**Input records**
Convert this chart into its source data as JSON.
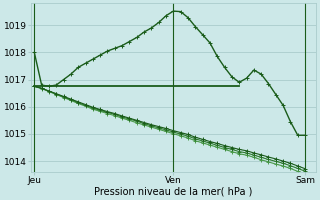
{
  "bg_color": "#cce8e8",
  "grid_color": "#aacccc",
  "line_color_dark": "#1a5c1a",
  "line_color_mid": "#2d7a2d",
  "line_color_light": "#4a9a4a",
  "ylabel_ticks": [
    1014,
    1015,
    1016,
    1017,
    1018,
    1019
  ],
  "ylim": [
    1013.6,
    1019.8
  ],
  "xlim": [
    -0.5,
    38.5
  ],
  "xlabel": "Pression niveau de la mer( hPa )",
  "day_labels": [
    "Jeu",
    "Ven",
    "Sam"
  ],
  "day_positions": [
    0,
    19,
    37
  ],
  "tick_fontsize": 6.5,
  "line1_x": [
    0,
    1,
    2,
    3,
    4,
    5,
    6,
    7,
    8,
    9,
    10,
    11,
    12,
    13,
    14,
    15,
    16,
    17,
    18,
    19,
    20,
    21,
    22,
    23,
    24,
    25,
    26,
    27,
    28,
    29,
    30,
    31,
    32,
    33,
    34,
    35,
    36,
    37
  ],
  "line1_y": [
    1018.0,
    1016.8,
    1016.75,
    1016.8,
    1017.0,
    1017.2,
    1017.45,
    1017.6,
    1017.75,
    1017.9,
    1018.05,
    1018.15,
    1018.25,
    1018.4,
    1018.55,
    1018.75,
    1018.9,
    1019.1,
    1019.35,
    1019.52,
    1019.5,
    1019.28,
    1018.95,
    1018.65,
    1018.35,
    1017.85,
    1017.45,
    1017.1,
    1016.9,
    1017.05,
    1017.35,
    1017.2,
    1016.85,
    1016.45,
    1016.05,
    1015.45,
    1014.95,
    1014.95
  ],
  "flat_x": [
    0,
    1,
    2,
    3,
    4,
    5,
    6,
    7,
    8,
    9,
    10,
    11,
    12,
    13,
    14,
    15,
    16,
    17,
    18,
    19,
    20,
    21,
    22,
    23,
    24,
    25,
    26,
    27,
    28
  ],
  "flat_y": [
    1016.75,
    1016.75,
    1016.75,
    1016.75,
    1016.75,
    1016.75,
    1016.75,
    1016.75,
    1016.75,
    1016.75,
    1016.75,
    1016.75,
    1016.75,
    1016.75,
    1016.75,
    1016.75,
    1016.75,
    1016.75,
    1016.75,
    1016.75,
    1016.75,
    1016.75,
    1016.75,
    1016.75,
    1016.75,
    1016.75,
    1016.75,
    1016.75,
    1016.75
  ],
  "line2_x": [
    0,
    1,
    2,
    3,
    4,
    5,
    6,
    7,
    8,
    9,
    10,
    11,
    12,
    13,
    14,
    15,
    16,
    17,
    18,
    19,
    20,
    21,
    22,
    23,
    24,
    25,
    26,
    27,
    28,
    29,
    30,
    31,
    32,
    33,
    34,
    35,
    36,
    37
  ],
  "line2_y": [
    1016.75,
    1016.68,
    1016.58,
    1016.48,
    1016.38,
    1016.28,
    1016.18,
    1016.08,
    1015.98,
    1015.9,
    1015.82,
    1015.75,
    1015.66,
    1015.58,
    1015.5,
    1015.42,
    1015.34,
    1015.27,
    1015.2,
    1015.12,
    1015.05,
    1014.98,
    1014.88,
    1014.8,
    1014.72,
    1014.65,
    1014.57,
    1014.5,
    1014.43,
    1014.38,
    1014.3,
    1014.23,
    1014.15,
    1014.08,
    1014.0,
    1013.92,
    1013.82,
    1013.72
  ],
  "line3_y": [
    1016.75,
    1016.68,
    1016.57,
    1016.47,
    1016.36,
    1016.26,
    1016.15,
    1016.05,
    1015.95,
    1015.87,
    1015.79,
    1015.72,
    1015.62,
    1015.55,
    1015.47,
    1015.38,
    1015.3,
    1015.22,
    1015.15,
    1015.07,
    1014.99,
    1014.92,
    1014.82,
    1014.74,
    1014.66,
    1014.58,
    1014.5,
    1014.43,
    1014.35,
    1014.3,
    1014.22,
    1014.14,
    1014.06,
    1013.99,
    1013.92,
    1013.83,
    1013.73,
    1013.63
  ],
  "line4_y": [
    1016.75,
    1016.67,
    1016.56,
    1016.45,
    1016.34,
    1016.23,
    1016.12,
    1016.02,
    1015.91,
    1015.83,
    1015.75,
    1015.67,
    1015.58,
    1015.5,
    1015.41,
    1015.33,
    1015.25,
    1015.17,
    1015.09,
    1015.01,
    1014.93,
    1014.85,
    1014.75,
    1014.67,
    1014.59,
    1014.51,
    1014.43,
    1014.35,
    1014.27,
    1014.22,
    1014.14,
    1014.05,
    1013.97,
    1013.89,
    1013.82,
    1013.73,
    1013.62,
    1013.52
  ]
}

**Short task**
Reproduce the whole listing word for word, setting aside any pictures.

**Solution to the problem**
Convert this chart into its source data as JSON.
{
  "bg_color": "#cce8e8",
  "grid_color": "#aacccc",
  "line_color_dark": "#1a5c1a",
  "line_color_mid": "#2d7a2d",
  "line_color_light": "#4a9a4a",
  "ylabel_ticks": [
    1014,
    1015,
    1016,
    1017,
    1018,
    1019
  ],
  "ylim": [
    1013.6,
    1019.8
  ],
  "xlim": [
    -0.5,
    38.5
  ],
  "xlabel": "Pression niveau de la mer( hPa )",
  "day_labels": [
    "Jeu",
    "Ven",
    "Sam"
  ],
  "day_positions": [
    0,
    19,
    37
  ],
  "tick_fontsize": 6.5,
  "line1_x": [
    0,
    1,
    2,
    3,
    4,
    5,
    6,
    7,
    8,
    9,
    10,
    11,
    12,
    13,
    14,
    15,
    16,
    17,
    18,
    19,
    20,
    21,
    22,
    23,
    24,
    25,
    26,
    27,
    28,
    29,
    30,
    31,
    32,
    33,
    34,
    35,
    36,
    37
  ],
  "line1_y": [
    1018.0,
    1016.8,
    1016.75,
    1016.8,
    1017.0,
    1017.2,
    1017.45,
    1017.6,
    1017.75,
    1017.9,
    1018.05,
    1018.15,
    1018.25,
    1018.4,
    1018.55,
    1018.75,
    1018.9,
    1019.1,
    1019.35,
    1019.52,
    1019.5,
    1019.28,
    1018.95,
    1018.65,
    1018.35,
    1017.85,
    1017.45,
    1017.1,
    1016.9,
    1017.05,
    1017.35,
    1017.2,
    1016.85,
    1016.45,
    1016.05,
    1015.45,
    1014.95,
    1014.95
  ],
  "flat_x": [
    0,
    1,
    2,
    3,
    4,
    5,
    6,
    7,
    8,
    9,
    10,
    11,
    12,
    13,
    14,
    15,
    16,
    17,
    18,
    19,
    20,
    21,
    22,
    23,
    24,
    25,
    26,
    27,
    28
  ],
  "flat_y": [
    1016.75,
    1016.75,
    1016.75,
    1016.75,
    1016.75,
    1016.75,
    1016.75,
    1016.75,
    1016.75,
    1016.75,
    1016.75,
    1016.75,
    1016.75,
    1016.75,
    1016.75,
    1016.75,
    1016.75,
    1016.75,
    1016.75,
    1016.75,
    1016.75,
    1016.75,
    1016.75,
    1016.75,
    1016.75,
    1016.75,
    1016.75,
    1016.75,
    1016.75
  ],
  "line2_x": [
    0,
    1,
    2,
    3,
    4,
    5,
    6,
    7,
    8,
    9,
    10,
    11,
    12,
    13,
    14,
    15,
    16,
    17,
    18,
    19,
    20,
    21,
    22,
    23,
    24,
    25,
    26,
    27,
    28,
    29,
    30,
    31,
    32,
    33,
    34,
    35,
    36,
    37
  ],
  "line2_y": [
    1016.75,
    1016.68,
    1016.58,
    1016.48,
    1016.38,
    1016.28,
    1016.18,
    1016.08,
    1015.98,
    1015.9,
    1015.82,
    1015.75,
    1015.66,
    1015.58,
    1015.5,
    1015.42,
    1015.34,
    1015.27,
    1015.2,
    1015.12,
    1015.05,
    1014.98,
    1014.88,
    1014.8,
    1014.72,
    1014.65,
    1014.57,
    1014.5,
    1014.43,
    1014.38,
    1014.3,
    1014.23,
    1014.15,
    1014.08,
    1014.0,
    1013.92,
    1013.82,
    1013.72
  ],
  "line3_y": [
    1016.75,
    1016.68,
    1016.57,
    1016.47,
    1016.36,
    1016.26,
    1016.15,
    1016.05,
    1015.95,
    1015.87,
    1015.79,
    1015.72,
    1015.62,
    1015.55,
    1015.47,
    1015.38,
    1015.3,
    1015.22,
    1015.15,
    1015.07,
    1014.99,
    1014.92,
    1014.82,
    1014.74,
    1014.66,
    1014.58,
    1014.5,
    1014.43,
    1014.35,
    1014.3,
    1014.22,
    1014.14,
    1014.06,
    1013.99,
    1013.92,
    1013.83,
    1013.73,
    1013.63
  ],
  "line4_y": [
    1016.75,
    1016.67,
    1016.56,
    1016.45,
    1016.34,
    1016.23,
    1016.12,
    1016.02,
    1015.91,
    1015.83,
    1015.75,
    1015.67,
    1015.58,
    1015.5,
    1015.41,
    1015.33,
    1015.25,
    1015.17,
    1015.09,
    1015.01,
    1014.93,
    1014.85,
    1014.75,
    1014.67,
    1014.59,
    1014.51,
    1014.43,
    1014.35,
    1014.27,
    1014.22,
    1014.14,
    1014.05,
    1013.97,
    1013.89,
    1013.82,
    1013.73,
    1013.62,
    1013.52
  ]
}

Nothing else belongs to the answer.